(Records excerpted from a collection)
|---|
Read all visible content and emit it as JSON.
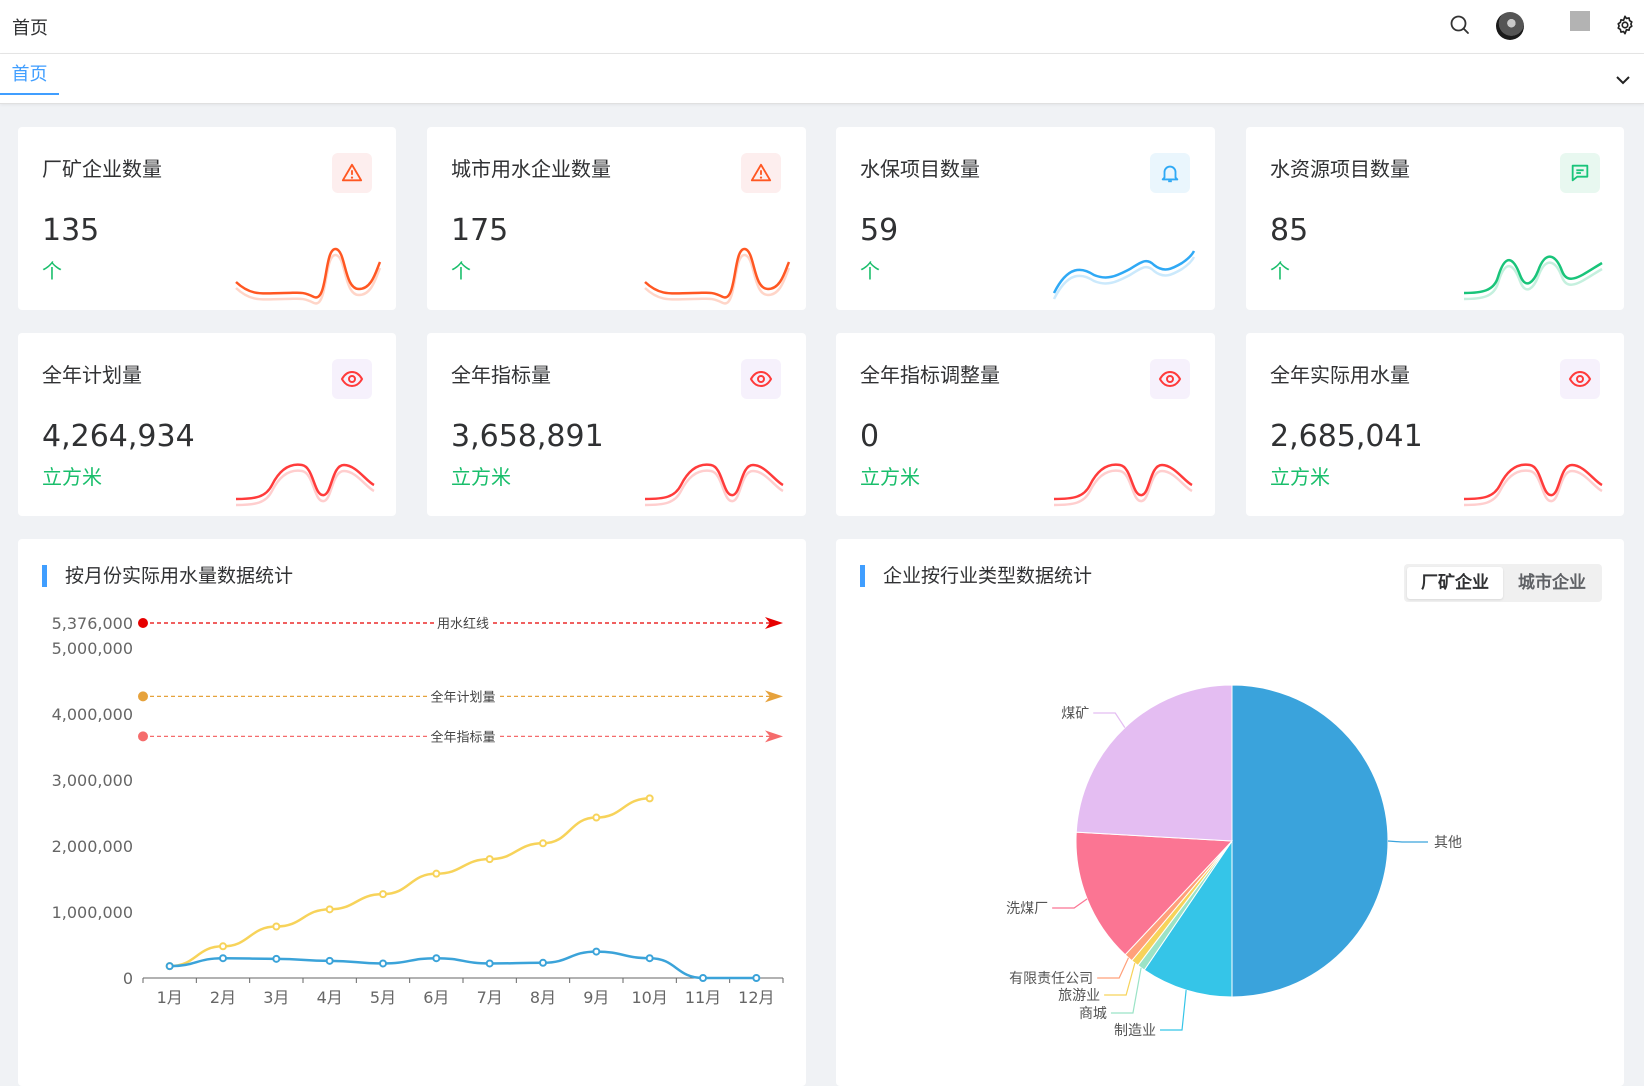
{
  "header": {
    "breadcrumb": "首页"
  },
  "tabs": [
    {
      "label": "首页"
    }
  ],
  "colors": {
    "accent": "#409eff",
    "green": "#19be6b",
    "orange": "#ff5722",
    "blue": "#2fa9f5",
    "teal": "#19c47a",
    "red": "#ff3b3b"
  },
  "stats": [
    {
      "title": "厂矿企业数量",
      "value": "135",
      "unit": "个",
      "icon": "warning-icon"
    },
    {
      "title": "城市用水企业数量",
      "value": "175",
      "unit": "个",
      "icon": "warning-icon"
    },
    {
      "title": "水保项目数量",
      "value": "59",
      "unit": "个",
      "icon": "bell-icon"
    },
    {
      "title": "水资源项目数量",
      "value": "85",
      "unit": "个",
      "icon": "message-icon"
    },
    {
      "title": "全年计划量",
      "value": "4,264,934",
      "unit": "立方米",
      "icon": "eye-icon"
    },
    {
      "title": "全年指标量",
      "value": "3,658,891",
      "unit": "立方米",
      "icon": "eye-icon"
    },
    {
      "title": "全年指标调整量",
      "value": "0",
      "unit": "立方米",
      "icon": "eye-icon"
    },
    {
      "title": "全年实际用水量",
      "value": "2,685,041",
      "unit": "立方米",
      "icon": "eye-icon"
    }
  ],
  "panels": {
    "line": {
      "title": "按月份实际用水量数据统计"
    },
    "pie": {
      "title": "企业按行业类型数据统计",
      "toggle": [
        "厂矿企业",
        "城市企业"
      ]
    }
  },
  "chart_data": [
    {
      "type": "line",
      "title": "按月份实际用水量数据统计",
      "categories": [
        "1月",
        "2月",
        "3月",
        "4月",
        "5月",
        "6月",
        "7月",
        "8月",
        "9月",
        "10月",
        "11月",
        "12月"
      ],
      "y_ticks": [
        "0",
        "1,000,000",
        "2,000,000",
        "3,000,000",
        "4,000,000",
        "5,000,000"
      ],
      "ylim": [
        0,
        5376000
      ],
      "series": [
        {
          "values": [
            180000,
            480000,
            780000,
            1040000,
            1270000,
            1580000,
            1800000,
            2040000,
            2430000,
            2720000,
            null,
            null
          ],
          "color": "#f7d35a"
        },
        {
          "values": [
            180000,
            300000,
            290000,
            260000,
            220000,
            300000,
            220000,
            230000,
            400000,
            300000,
            0,
            0
          ],
          "color": "#3ba3d9"
        }
      ],
      "mark_lines": [
        {
          "name": "用水红线",
          "value": 5376000,
          "value_label": "5,376,000",
          "color": "#e60000"
        },
        {
          "name": "全年计划量",
          "value": 4264934,
          "color": "#e6a23c"
        },
        {
          "name": "全年指标量",
          "value": 3658891,
          "color": "#f56c6c"
        }
      ],
      "grid": false
    },
    {
      "type": "pie",
      "title": "企业按行业类型数据统计",
      "slices": [
        {
          "name": "其他",
          "value": 50.0,
          "color": "#3aa3dc"
        },
        {
          "name": "制造业",
          "value": 9.5,
          "color": "#35c5e8"
        },
        {
          "name": "商城",
          "value": 0.8,
          "color": "#9be3c6"
        },
        {
          "name": "旅游业",
          "value": 0.8,
          "color": "#f7d35a"
        },
        {
          "name": "有限责任公司",
          "value": 0.9,
          "color": "#ffa07a"
        },
        {
          "name": "洗煤厂",
          "value": 13.9,
          "color": "#fb7593"
        },
        {
          "name": "煤矿",
          "value": 24.1,
          "color": "#e4bdf2"
        }
      ]
    }
  ]
}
|---|
Written exercise ▸ Copy every entry word for word, but omit the pictures.

Written response ▸
Read all visible content and emit it as JSON.
{
  "header": {
    "breadcrumb": "首页"
  },
  "tabs": [
    {
      "label": "首页"
    }
  ],
  "colors": {
    "accent": "#409eff",
    "green": "#19be6b",
    "orange": "#ff5722",
    "blue": "#2fa9f5",
    "teal": "#19c47a",
    "red": "#ff3b3b"
  },
  "stats": [
    {
      "title": "厂矿企业数量",
      "value": "135",
      "unit": "个",
      "icon": "warning-icon"
    },
    {
      "title": "城市用水企业数量",
      "value": "175",
      "unit": "个",
      "icon": "warning-icon"
    },
    {
      "title": "水保项目数量",
      "value": "59",
      "unit": "个",
      "icon": "bell-icon"
    },
    {
      "title": "水资源项目数量",
      "value": "85",
      "unit": "个",
      "icon": "message-icon"
    },
    {
      "title": "全年计划量",
      "value": "4,264,934",
      "unit": "立方米",
      "icon": "eye-icon"
    },
    {
      "title": "全年指标量",
      "value": "3,658,891",
      "unit": "立方米",
      "icon": "eye-icon"
    },
    {
      "title": "全年指标调整量",
      "value": "0",
      "unit": "立方米",
      "icon": "eye-icon"
    },
    {
      "title": "全年实际用水量",
      "value": "2,685,041",
      "unit": "立方米",
      "icon": "eye-icon"
    }
  ],
  "panels": {
    "line": {
      "title": "按月份实际用水量数据统计"
    },
    "pie": {
      "title": "企业按行业类型数据统计",
      "toggle": [
        "厂矿企业",
        "城市企业"
      ]
    }
  },
  "chart_data": [
    {
      "type": "line",
      "title": "按月份实际用水量数据统计",
      "categories": [
        "1月",
        "2月",
        "3月",
        "4月",
        "5月",
        "6月",
        "7月",
        "8月",
        "9月",
        "10月",
        "11月",
        "12月"
      ],
      "y_ticks": [
        "0",
        "1,000,000",
        "2,000,000",
        "3,000,000",
        "4,000,000",
        "5,000,000"
      ],
      "ylim": [
        0,
        5376000
      ],
      "series": [
        {
          "values": [
            180000,
            480000,
            780000,
            1040000,
            1270000,
            1580000,
            1800000,
            2040000,
            2430000,
            2720000,
            null,
            null
          ],
          "color": "#f7d35a"
        },
        {
          "values": [
            180000,
            300000,
            290000,
            260000,
            220000,
            300000,
            220000,
            230000,
            400000,
            300000,
            0,
            0
          ],
          "color": "#3ba3d9"
        }
      ],
      "mark_lines": [
        {
          "name": "用水红线",
          "value": 5376000,
          "value_label": "5,376,000",
          "color": "#e60000"
        },
        {
          "name": "全年计划量",
          "value": 4264934,
          "color": "#e6a23c"
        },
        {
          "name": "全年指标量",
          "value": 3658891,
          "color": "#f56c6c"
        }
      ],
      "grid": false
    },
    {
      "type": "pie",
      "title": "企业按行业类型数据统计",
      "slices": [
        {
          "name": "其他",
          "value": 50.0,
          "color": "#3aa3dc"
        },
        {
          "name": "制造业",
          "value": 9.5,
          "color": "#35c5e8"
        },
        {
          "name": "商城",
          "value": 0.8,
          "color": "#9be3c6"
        },
        {
          "name": "旅游业",
          "value": 0.8,
          "color": "#f7d35a"
        },
        {
          "name": "有限责任公司",
          "value": 0.9,
          "color": "#ffa07a"
        },
        {
          "name": "洗煤厂",
          "value": 13.9,
          "color": "#fb7593"
        },
        {
          "name": "煤矿",
          "value": 24.1,
          "color": "#e4bdf2"
        }
      ]
    }
  ]
}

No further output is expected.